— Begin The data —

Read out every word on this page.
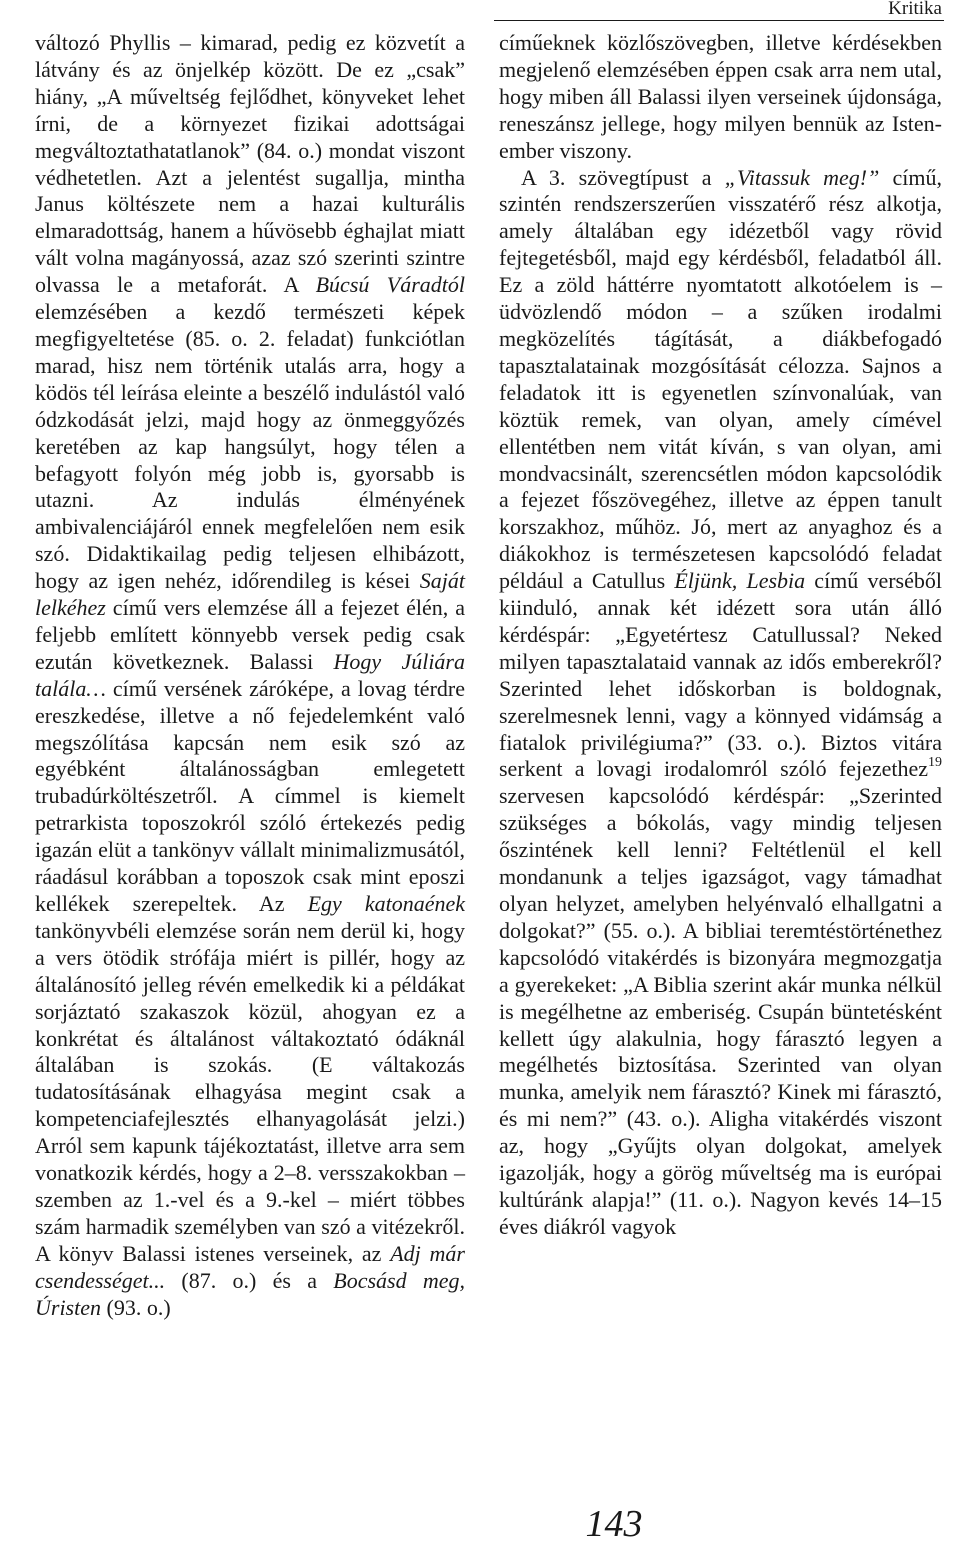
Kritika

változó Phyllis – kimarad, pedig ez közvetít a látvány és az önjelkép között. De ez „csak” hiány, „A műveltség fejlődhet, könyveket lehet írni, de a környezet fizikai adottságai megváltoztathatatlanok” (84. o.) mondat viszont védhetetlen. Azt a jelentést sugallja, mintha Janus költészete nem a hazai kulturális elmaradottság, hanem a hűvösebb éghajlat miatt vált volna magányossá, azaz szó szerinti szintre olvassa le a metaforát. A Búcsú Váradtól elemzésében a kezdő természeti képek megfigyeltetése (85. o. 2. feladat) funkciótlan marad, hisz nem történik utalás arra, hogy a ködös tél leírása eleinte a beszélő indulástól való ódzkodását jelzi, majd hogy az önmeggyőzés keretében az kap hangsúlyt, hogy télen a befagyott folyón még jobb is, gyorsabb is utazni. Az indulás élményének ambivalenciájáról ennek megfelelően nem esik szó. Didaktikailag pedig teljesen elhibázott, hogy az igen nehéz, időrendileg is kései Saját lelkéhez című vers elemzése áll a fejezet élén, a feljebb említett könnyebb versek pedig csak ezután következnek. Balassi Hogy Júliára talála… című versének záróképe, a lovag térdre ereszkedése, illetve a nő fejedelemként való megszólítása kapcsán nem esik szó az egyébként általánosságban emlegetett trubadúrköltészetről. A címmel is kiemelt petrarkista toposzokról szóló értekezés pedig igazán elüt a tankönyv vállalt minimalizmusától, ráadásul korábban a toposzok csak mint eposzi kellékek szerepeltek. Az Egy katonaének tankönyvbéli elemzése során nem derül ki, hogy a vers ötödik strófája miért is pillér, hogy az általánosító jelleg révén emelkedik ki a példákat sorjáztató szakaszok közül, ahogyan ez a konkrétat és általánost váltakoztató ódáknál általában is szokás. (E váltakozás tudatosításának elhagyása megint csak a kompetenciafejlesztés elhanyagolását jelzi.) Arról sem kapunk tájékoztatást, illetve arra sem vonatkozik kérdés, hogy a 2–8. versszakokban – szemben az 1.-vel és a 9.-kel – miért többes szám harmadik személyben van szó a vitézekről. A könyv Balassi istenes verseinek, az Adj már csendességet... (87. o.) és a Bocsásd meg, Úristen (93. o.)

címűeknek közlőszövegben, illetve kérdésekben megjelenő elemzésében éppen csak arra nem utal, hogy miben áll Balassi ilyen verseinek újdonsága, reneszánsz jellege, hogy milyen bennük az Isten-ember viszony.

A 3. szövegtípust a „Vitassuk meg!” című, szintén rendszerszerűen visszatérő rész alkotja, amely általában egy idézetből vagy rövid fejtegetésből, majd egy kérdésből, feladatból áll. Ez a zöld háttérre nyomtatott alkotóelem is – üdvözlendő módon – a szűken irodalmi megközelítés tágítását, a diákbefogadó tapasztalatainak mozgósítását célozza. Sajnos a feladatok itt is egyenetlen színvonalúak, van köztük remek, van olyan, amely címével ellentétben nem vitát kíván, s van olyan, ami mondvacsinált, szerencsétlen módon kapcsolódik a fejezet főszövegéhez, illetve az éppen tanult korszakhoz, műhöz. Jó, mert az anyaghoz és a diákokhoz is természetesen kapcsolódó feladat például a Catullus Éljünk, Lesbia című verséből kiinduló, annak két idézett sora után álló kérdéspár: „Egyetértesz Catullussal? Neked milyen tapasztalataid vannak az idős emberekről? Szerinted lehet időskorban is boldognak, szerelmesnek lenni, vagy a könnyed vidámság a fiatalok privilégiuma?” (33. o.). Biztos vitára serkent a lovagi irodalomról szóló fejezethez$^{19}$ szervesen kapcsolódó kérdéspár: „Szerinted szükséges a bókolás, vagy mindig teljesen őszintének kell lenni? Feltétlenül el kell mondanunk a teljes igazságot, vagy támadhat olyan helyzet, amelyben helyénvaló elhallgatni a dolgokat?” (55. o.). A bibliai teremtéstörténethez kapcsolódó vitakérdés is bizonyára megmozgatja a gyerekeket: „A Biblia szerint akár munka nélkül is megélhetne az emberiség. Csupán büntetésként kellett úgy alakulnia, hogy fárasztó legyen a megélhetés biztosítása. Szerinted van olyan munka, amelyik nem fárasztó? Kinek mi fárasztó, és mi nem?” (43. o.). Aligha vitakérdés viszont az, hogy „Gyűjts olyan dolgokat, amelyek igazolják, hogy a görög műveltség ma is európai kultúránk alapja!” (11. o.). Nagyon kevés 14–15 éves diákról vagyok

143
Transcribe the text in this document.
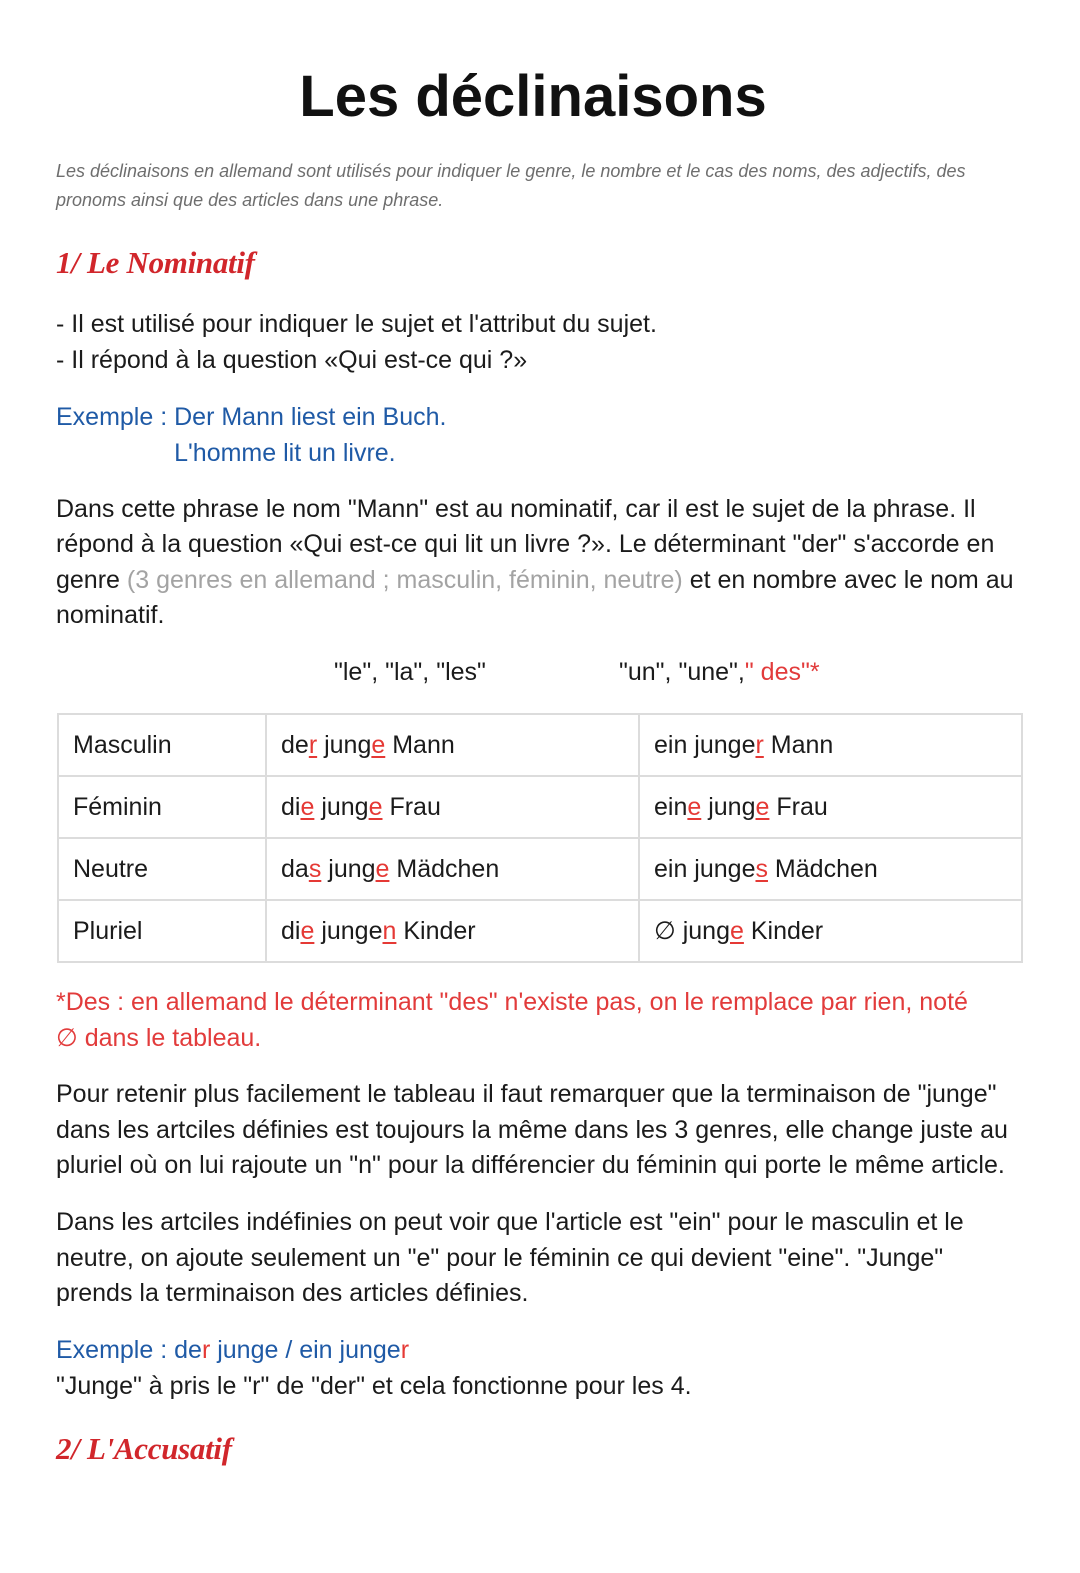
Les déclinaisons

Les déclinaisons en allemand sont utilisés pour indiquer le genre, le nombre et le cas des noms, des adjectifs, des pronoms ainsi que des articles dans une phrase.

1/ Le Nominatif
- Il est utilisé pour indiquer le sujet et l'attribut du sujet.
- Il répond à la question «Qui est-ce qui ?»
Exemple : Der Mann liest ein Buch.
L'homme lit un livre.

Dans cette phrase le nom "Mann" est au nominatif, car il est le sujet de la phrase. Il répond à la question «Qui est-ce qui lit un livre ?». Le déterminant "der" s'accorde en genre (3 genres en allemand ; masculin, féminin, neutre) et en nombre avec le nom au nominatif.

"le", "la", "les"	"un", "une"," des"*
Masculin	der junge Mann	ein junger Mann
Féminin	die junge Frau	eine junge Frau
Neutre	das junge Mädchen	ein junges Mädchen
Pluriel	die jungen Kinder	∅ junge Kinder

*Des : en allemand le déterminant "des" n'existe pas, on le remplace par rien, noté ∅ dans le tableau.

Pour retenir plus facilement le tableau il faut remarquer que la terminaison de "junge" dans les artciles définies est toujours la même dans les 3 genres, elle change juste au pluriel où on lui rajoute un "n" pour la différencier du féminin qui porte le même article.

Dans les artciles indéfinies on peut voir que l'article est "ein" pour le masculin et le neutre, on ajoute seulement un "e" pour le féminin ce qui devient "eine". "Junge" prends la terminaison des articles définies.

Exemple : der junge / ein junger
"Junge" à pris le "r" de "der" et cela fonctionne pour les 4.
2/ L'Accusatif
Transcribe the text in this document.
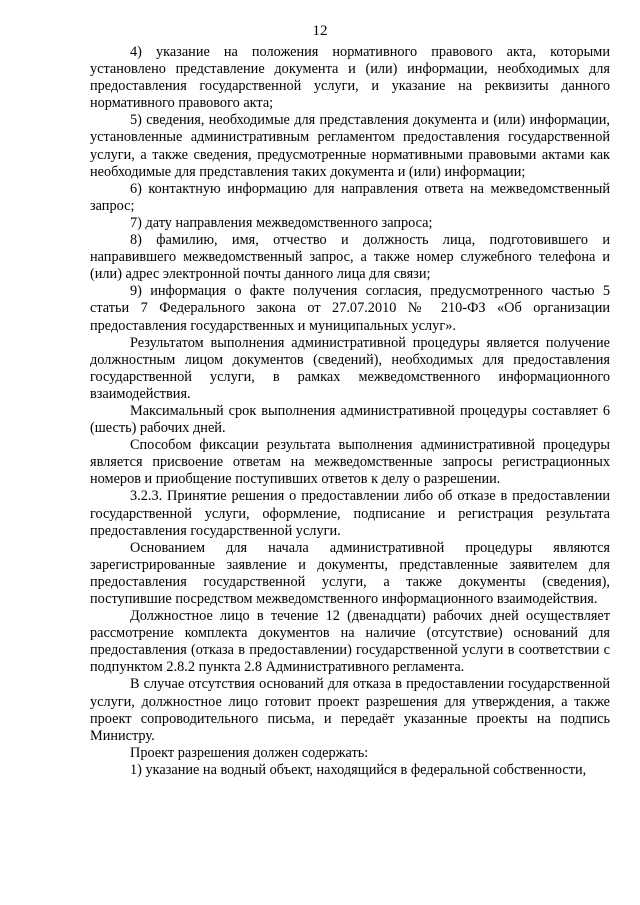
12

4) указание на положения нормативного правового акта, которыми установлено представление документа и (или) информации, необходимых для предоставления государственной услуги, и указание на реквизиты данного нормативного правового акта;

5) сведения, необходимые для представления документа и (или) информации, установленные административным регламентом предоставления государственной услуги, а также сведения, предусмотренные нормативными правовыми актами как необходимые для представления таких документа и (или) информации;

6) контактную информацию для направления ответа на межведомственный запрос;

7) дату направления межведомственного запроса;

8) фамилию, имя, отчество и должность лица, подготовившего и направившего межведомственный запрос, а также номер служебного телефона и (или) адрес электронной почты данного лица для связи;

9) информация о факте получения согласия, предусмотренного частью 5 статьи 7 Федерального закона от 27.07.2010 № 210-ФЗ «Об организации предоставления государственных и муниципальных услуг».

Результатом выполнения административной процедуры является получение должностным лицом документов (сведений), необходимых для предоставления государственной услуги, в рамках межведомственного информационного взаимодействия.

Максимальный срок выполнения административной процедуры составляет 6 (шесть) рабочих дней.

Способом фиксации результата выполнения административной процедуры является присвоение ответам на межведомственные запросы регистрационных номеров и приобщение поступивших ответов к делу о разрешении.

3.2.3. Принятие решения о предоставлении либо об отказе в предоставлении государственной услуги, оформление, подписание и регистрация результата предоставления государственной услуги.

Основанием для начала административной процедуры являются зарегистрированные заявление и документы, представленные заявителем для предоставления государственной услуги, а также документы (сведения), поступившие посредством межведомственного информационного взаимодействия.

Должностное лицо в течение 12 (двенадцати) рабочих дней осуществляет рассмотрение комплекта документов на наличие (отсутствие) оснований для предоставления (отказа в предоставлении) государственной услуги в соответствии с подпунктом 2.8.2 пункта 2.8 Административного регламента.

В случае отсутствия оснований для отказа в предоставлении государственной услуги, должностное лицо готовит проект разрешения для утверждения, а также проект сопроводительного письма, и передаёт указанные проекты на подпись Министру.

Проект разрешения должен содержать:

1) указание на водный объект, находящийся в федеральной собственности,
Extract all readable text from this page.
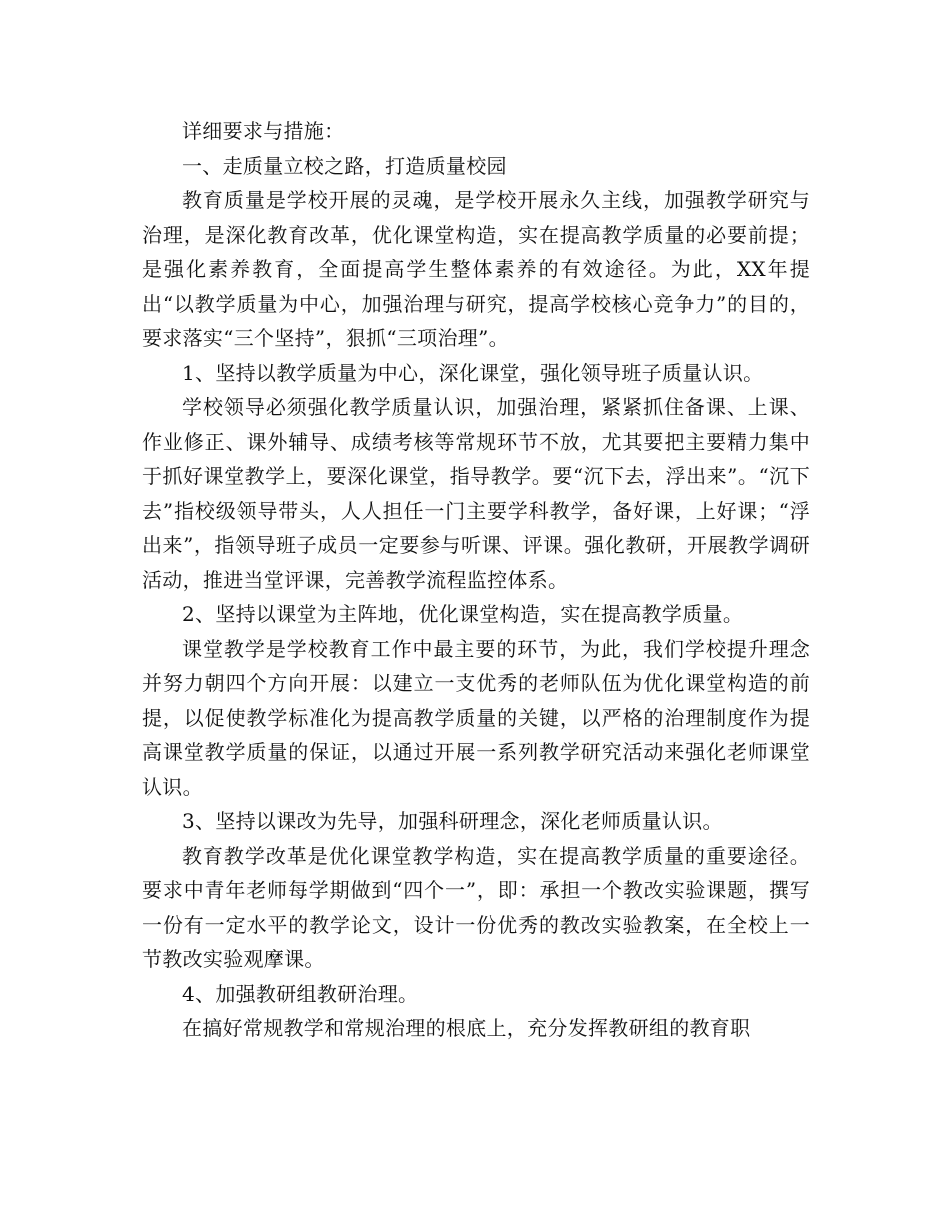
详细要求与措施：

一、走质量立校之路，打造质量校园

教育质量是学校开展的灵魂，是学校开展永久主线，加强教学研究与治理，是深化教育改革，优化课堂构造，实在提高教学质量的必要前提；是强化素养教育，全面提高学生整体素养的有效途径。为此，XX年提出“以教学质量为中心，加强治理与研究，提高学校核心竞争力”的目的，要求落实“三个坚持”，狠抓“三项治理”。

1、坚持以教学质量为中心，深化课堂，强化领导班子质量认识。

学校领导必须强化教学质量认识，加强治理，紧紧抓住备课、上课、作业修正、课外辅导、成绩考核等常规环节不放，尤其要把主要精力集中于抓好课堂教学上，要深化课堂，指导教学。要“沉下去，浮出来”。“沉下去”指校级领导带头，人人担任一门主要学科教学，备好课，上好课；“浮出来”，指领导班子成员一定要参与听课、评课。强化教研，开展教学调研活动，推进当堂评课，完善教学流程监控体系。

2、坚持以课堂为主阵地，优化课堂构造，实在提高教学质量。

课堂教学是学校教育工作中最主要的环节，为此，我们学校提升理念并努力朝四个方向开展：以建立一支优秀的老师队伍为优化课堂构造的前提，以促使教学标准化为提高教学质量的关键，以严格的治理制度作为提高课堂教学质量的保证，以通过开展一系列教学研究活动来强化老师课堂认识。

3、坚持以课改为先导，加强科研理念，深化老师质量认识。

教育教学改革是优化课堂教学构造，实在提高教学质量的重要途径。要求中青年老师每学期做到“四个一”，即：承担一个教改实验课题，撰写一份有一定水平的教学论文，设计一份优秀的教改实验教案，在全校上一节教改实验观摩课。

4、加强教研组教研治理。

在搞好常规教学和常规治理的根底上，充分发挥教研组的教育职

— End The data —

### Task to complete
Copy out each line of the material that holds the word "отказа".

### The solution
Должностное лицо в течение 12 (двенадцати) рабочих дней осуществляет рассмотрение комплекта документов на наличие (отсутствие) оснований для предоставления (отказа в предоставлении) государственной услуги в соответствии с подпунктом 2.8.2 пункта 2.8 Административного регламента.
В случае отсутствия оснований для отказа в предоставлении государственной услуги, должностное лицо готовит проект разрешения для утверждения, а также проект сопроводительного письма, и передаёт указанные проекты на подпись Министру.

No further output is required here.